+++ Records for the exercise +++

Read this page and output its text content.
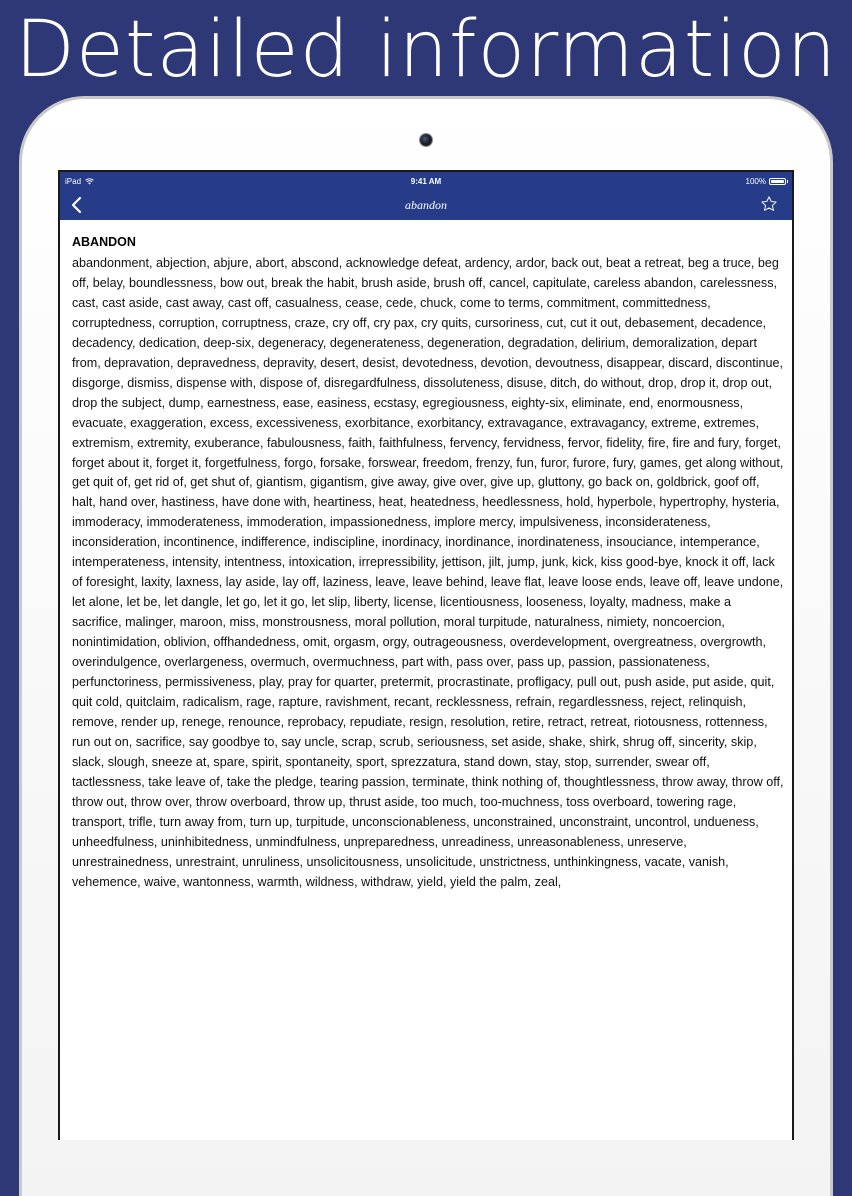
Detailed information
iPad	9:41 AM	100%
abandon
ABANDON

abandonment, abjection, abjure, abort, abscond, acknowledge defeat, ardency, ardor, back out, beat a retreat, beg a truce, beg off, belay, boundlessness, bow out, break the habit, brush aside, brush off, cancel, capitulate, careless abandon, carelessness, cast, cast aside, cast away, cast off, casualness, cease, cede, chuck, come to terms, commitment, committedness, corruptedness, corruption, corruptness, craze, cry off, cry pax, cry quits, cursoriness, cut, cut it out, debasement, decadence, decadency, dedication, deep-six, degeneracy, degenerateness, degeneration, degradation, delirium, demoralization, depart from, depravation, depravedness, depravity, desert, desist, devotedness, devotion, devoutness, disappear, discard, discontinue, disgorge, dismiss, dispense with, dispose of, disregardfulness, dissoluteness, disuse, ditch, do without, drop, drop it, drop out, drop the subject, dump, earnestness, ease, easiness, ecstasy, egregiousness, eighty-six, eliminate, end, enormousness, evacuate, exaggeration, excess, excessiveness, exorbitance, exorbitancy, extravagance, extravagancy, extreme, extremes, extremism, extremity, exuberance, fabulousness, faith, faithfulness, fervency, fervidness, fervor, fidelity, fire, fire and fury, forget, forget about it, forget it, forgetfulness, forgo, forsake, forswear, freedom, frenzy, fun, furor, furore, fury, games, get along without, get quit of, get rid of, get shut of, giantism, gigantism, give away, give over, give up, gluttony, go back on, goldbrick, goof off, halt, hand over, hastiness, have done with, heartiness, heat, heatedness, heedlessness, hold, hyperbole, hypertrophy, hysteria, immoderacy, immoderateness, immoderation, impassionedness, implore mercy, impulsiveness, inconsiderateness, inconsideration, incontinence, indifference, indiscipline, inordinacy, inordinance, inordinateness, insouciance, intemperance, intemperateness, intensity, intentness, intoxication, irrepressibility, jettison, jilt, jump, junk, kick, kiss good-bye, knock it off, lack of foresight, laxity, laxness, lay aside, lay off, laziness, leave, leave behind, leave flat, leave loose ends, leave off, leave undone, let alone, let be, let dangle, let go, let it go, let slip, liberty, license, licentiousness, looseness, loyalty, madness, make a sacrifice, malinger, maroon, miss, monstrousness, moral pollution, moral turpitude, naturalness, nimiety, noncoercion, nonintimidation, oblivion, offhandedness, omit, orgasm, orgy, outrageousness, overdevelopment, overgreatness, overgrowth, overindulgence, overlargeness, overmuch, overmuchness, part with, pass over, pass up, passion, passionateness, perfunctoriness, permissiveness, play, pray for quarter, pretermit, procrastinate, profligacy, pull out, push aside, put aside, quit, quit cold, quitclaim, radicalism, rage, rapture, ravishment, recant, recklessness, refrain, regardlessness, reject, relinquish, remove, render up, renege, renounce, reprobacy, repudiate, resign, resolution, retire, retract, retreat, riotousness, rottenness, run out on, sacrifice, say goodbye to, say uncle, scrap, scrub, seriousness, set aside, shake, shirk, shrug off, sincerity, skip, slack, slough, sneeze at, spare, spirit, spontaneity, sport, sprezzatura, stand down, stay, stop, surrender, swear off, tactlessness, take leave of, take the pledge, tearing passion, terminate, think nothing of, thoughtlessness, throw away, throw off, throw out, throw over, throw overboard, throw up, thrust aside, too much, too-muchness, toss overboard, towering rage, transport, trifle, turn away from, turn up, turpitude, unconscionableness, unconstrained, unconstraint, uncontrol, undueness, unheedfulness, uninhibitedness, unmindfulness, unpreparedness, unreadiness, unreasonableness, unreserve, unrestrainedness, unrestraint, unruliness, unsolicitousness, unsolicitude, unstrictness, unthinkingness, vacate, vanish, vehemence, waive, wantonness, warmth, wildness, withdraw, yield, yield the palm, zeal,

+++

• _Brief_:
Set down the records exactly, without the pictures.

• _Output for this task_:
Read this page and output its text content.
Detailed information
iPad	9:41 AM	100%
abandon
ABANDON

abandonment, abjection, abjure, abort, abscond, acknowledge defeat, ardency, ardor, back out, beat a retreat, beg a truce, beg off, belay, boundlessness, bow out, break the habit, brush aside, brush off, cancel, capitulate, careless abandon, carelessness, cast, cast aside, cast away, cast off, casualness, cease, cede, chuck, come to terms, commitment, committedness, corruptedness, corruption, corruptness, craze, cry off, cry pax, cry quits, cursoriness, cut, cut it out, debasement, decadence, decadency, dedication, deep-six, degeneracy, degenerateness, degeneration, degradation, delirium, demoralization, depart from, depravation, depravedness, depravity, desert, desist, devotedness, devotion, devoutness, disappear, discard, discontinue, disgorge, dismiss, dispense with, dispose of, disregardfulness, dissoluteness, disuse, ditch, do without, drop, drop it, drop out, drop the subject, dump, earnestness, ease, easiness, ecstasy, egregiousness, eighty-six, eliminate, end, enormousness, evacuate, exaggeration, excess, excessiveness, exorbitance, exorbitancy, extravagance, extravagancy, extreme, extremes, extremism, extremity, exuberance, fabulousness, faith, faithfulness, fervency, fervidness, fervor, fidelity, fire, fire and fury, forget, forget about it, forget it, forgetfulness, forgo, forsake, forswear, freedom, frenzy, fun, furor, furore, fury, games, get along without, get quit of, get rid of, get shut of, giantism, gigantism, give away, give over, give up, gluttony, go back on, goldbrick, goof off, halt, hand over, hastiness, have done with, heartiness, heat, heatedness, heedlessness, hold, hyperbole, hypertrophy, hysteria, immoderacy, immoderateness, immoderation, impassionedness, implore mercy, impulsiveness, inconsiderateness, inconsideration, incontinence, indifference, indiscipline, inordinacy, inordinance, inordinateness, insouciance, intemperance, intemperateness, intensity, intentness, intoxication, irrepressibility, jettison, jilt, jump, junk, kick, kiss good-bye, knock it off, lack of foresight, laxity, laxness, lay aside, lay off, laziness, leave, leave behind, leave flat, leave loose ends, leave off, leave undone, let alone, let be, let dangle, let go, let it go, let slip, liberty, license, licentiousness, looseness, loyalty, madness, make a sacrifice, malinger, maroon, miss, monstrousness, moral pollution, moral turpitude, naturalness, nimiety, noncoercion, nonintimidation, oblivion, offhandedness, omit, orgasm, orgy, outrageousness, overdevelopment, overgreatness, overgrowth, overindulgence, overlargeness, overmuch, overmuchness, part with, pass over, pass up, passion, passionateness, perfunctoriness, permissiveness, play, pray for quarter, pretermit, procrastinate, profligacy, pull out, push aside, put aside, quit, quit cold, quitclaim, radicalism, rage, rapture, ravishment, recant, recklessness, refrain, regardlessness, reject, relinquish, remove, render up, renege, renounce, reprobacy, repudiate, resign, resolution, retire, retract, retreat, riotousness, rottenness, run out on, sacrifice, say goodbye to, say uncle, scrap, scrub, seriousness, set aside, shake, shirk, shrug off, sincerity, skip, slack, slough, sneeze at, spare, spirit, spontaneity, sport, sprezzatura, stand down, stay, stop, surrender, swear off, tactlessness, take leave of, take the pledge, tearing passion, terminate, think nothing of, thoughtlessness, throw away, throw off, throw out, throw over, throw overboard, throw up, thrust aside, too much, too-muchness, toss overboard, towering rage, transport, trifle, turn away from, turn up, turpitude, unconscionableness, unconstrained, unconstraint, uncontrol, undueness, unheedfulness, uninhibitedness, unmindfulness, unpreparedness, unreadiness, unreasonableness, unreserve, unrestrainedness, unrestraint, unruliness, unsolicitousness, unsolicitude, unstrictness, unthinkingness, vacate, vanish, vehemence, waive, wantonness, warmth, wildness, withdraw, yield, yield the palm, zeal,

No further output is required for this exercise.